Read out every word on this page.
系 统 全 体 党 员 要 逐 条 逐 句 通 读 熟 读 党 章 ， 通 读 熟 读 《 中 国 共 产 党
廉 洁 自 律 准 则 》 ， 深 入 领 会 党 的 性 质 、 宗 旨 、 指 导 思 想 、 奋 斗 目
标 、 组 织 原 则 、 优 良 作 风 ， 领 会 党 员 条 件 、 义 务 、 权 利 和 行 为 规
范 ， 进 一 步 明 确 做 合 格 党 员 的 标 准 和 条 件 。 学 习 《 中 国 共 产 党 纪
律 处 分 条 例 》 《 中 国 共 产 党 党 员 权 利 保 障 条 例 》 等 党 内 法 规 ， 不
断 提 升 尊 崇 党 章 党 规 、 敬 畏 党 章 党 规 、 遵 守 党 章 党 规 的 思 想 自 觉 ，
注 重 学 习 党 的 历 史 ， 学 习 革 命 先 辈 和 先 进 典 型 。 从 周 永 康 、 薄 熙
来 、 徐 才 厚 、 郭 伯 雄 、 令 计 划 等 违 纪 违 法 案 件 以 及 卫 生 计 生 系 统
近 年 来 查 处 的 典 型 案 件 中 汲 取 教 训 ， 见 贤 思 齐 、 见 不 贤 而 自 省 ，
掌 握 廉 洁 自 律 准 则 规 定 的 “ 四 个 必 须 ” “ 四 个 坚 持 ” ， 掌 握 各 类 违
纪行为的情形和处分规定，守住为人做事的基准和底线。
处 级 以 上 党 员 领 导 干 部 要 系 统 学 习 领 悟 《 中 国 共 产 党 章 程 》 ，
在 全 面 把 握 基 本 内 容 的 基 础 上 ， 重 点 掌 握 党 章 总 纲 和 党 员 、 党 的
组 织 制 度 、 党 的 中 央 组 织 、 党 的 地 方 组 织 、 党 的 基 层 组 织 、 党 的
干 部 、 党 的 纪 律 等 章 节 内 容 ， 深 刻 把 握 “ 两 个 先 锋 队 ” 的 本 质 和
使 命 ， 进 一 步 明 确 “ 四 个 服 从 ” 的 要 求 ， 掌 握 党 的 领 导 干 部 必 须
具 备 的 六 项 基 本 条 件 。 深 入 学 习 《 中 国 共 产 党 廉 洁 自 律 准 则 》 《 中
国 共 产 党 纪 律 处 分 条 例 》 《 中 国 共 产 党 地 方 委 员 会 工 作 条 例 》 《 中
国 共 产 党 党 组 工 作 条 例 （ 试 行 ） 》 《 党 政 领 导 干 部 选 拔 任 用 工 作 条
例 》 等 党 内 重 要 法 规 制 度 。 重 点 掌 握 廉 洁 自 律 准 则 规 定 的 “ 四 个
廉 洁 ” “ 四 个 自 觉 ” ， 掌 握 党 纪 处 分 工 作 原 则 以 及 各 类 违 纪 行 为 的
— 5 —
+===+
* [Exercise directions] Every record above should be output exactly.

* [Complete output]
Read out every word on this page.
系 统 全 体 党 员 要 逐 条 逐 句 通 读 熟 读 党 章 ， 通 读 熟 读 《 中 国 共 产 党
廉 洁 自 律 准 则 》 ， 深 入 领 会 党 的 性 质 、 宗 旨 、 指 导 思 想 、 奋 斗 目
标 、 组 织 原 则 、 优 良 作 风 ， 领 会 党 员 条 件 、 义 务 、 权 利 和 行 为 规
范 ， 进 一 步 明 确 做 合 格 党 员 的 标 准 和 条 件 。 学 习 《 中 国 共 产 党 纪
律 处 分 条 例 》 《 中 国 共 产 党 党 员 权 利 保 障 条 例 》 等 党 内 法 规 ， 不
断 提 升 尊 崇 党 章 党 规 、 敬 畏 党 章 党 规 、 遵 守 党 章 党 规 的 思 想 自 觉 ，
注 重 学 习 党 的 历 史 ， 学 习 革 命 先 辈 和 先 进 典 型 。 从 周 永 康 、 薄 熙
来 、 徐 才 厚 、 郭 伯 雄 、 令 计 划 等 违 纪 违 法 案 件 以 及 卫 生 计 生 系 统
近 年 来 查 处 的 典 型 案 件 中 汲 取 教 训 ， 见 贤 思 齐 、 见 不 贤 而 自 省 ，
掌 握 廉 洁 自 律 准 则 规 定 的 “ 四 个 必 须 ” “ 四 个 坚 持 ” ， 掌 握 各 类 违
纪行为的情形和处分规定，守住为人做事的基准和底线。
处 级 以 上 党 员 领 导 干 部 要 系 统 学 习 领 悟 《 中 国 共 产 党 章 程 》 ，
在 全 面 把 握 基 本 内 容 的 基 础 上 ， 重 点 掌 握 党 章 总 纲 和 党 员 、 党 的
组 织 制 度 、 党 的 中 央 组 织 、 党 的 地 方 组 织 、 党 的 基 层 组 织 、 党 的
干 部 、 党 的 纪 律 等 章 节 内 容 ， 深 刻 把 握 “ 两 个 先 锋 队 ” 的 本 质 和
使 命 ， 进 一 步 明 确 “ 四 个 服 从 ” 的 要 求 ， 掌 握 党 的 领 导 干 部 必 须
具 备 的 六 项 基 本 条 件 。 深 入 学 习 《 中 国 共 产 党 廉 洁 自 律 准 则 》 《 中
国 共 产 党 纪 律 处 分 条 例 》 《 中 国 共 产 党 地 方 委 员 会 工 作 条 例 》 《 中
国 共 产 党 党 组 工 作 条 例 （ 试 行 ） 》 《 党 政 领 导 干 部 选 拔 任 用 工 作 条
例 》 等 党 内 重 要 法 规 制 度 。 重 点 掌 握 廉 洁 自 律 准 则 规 定 的 “ 四 个
廉 洁 ” “ 四 个 自 觉 ” ， 掌 握 党 纪 处 分 工 作 原 则 以 及 各 类 违 纪 行 为 的
— 5 —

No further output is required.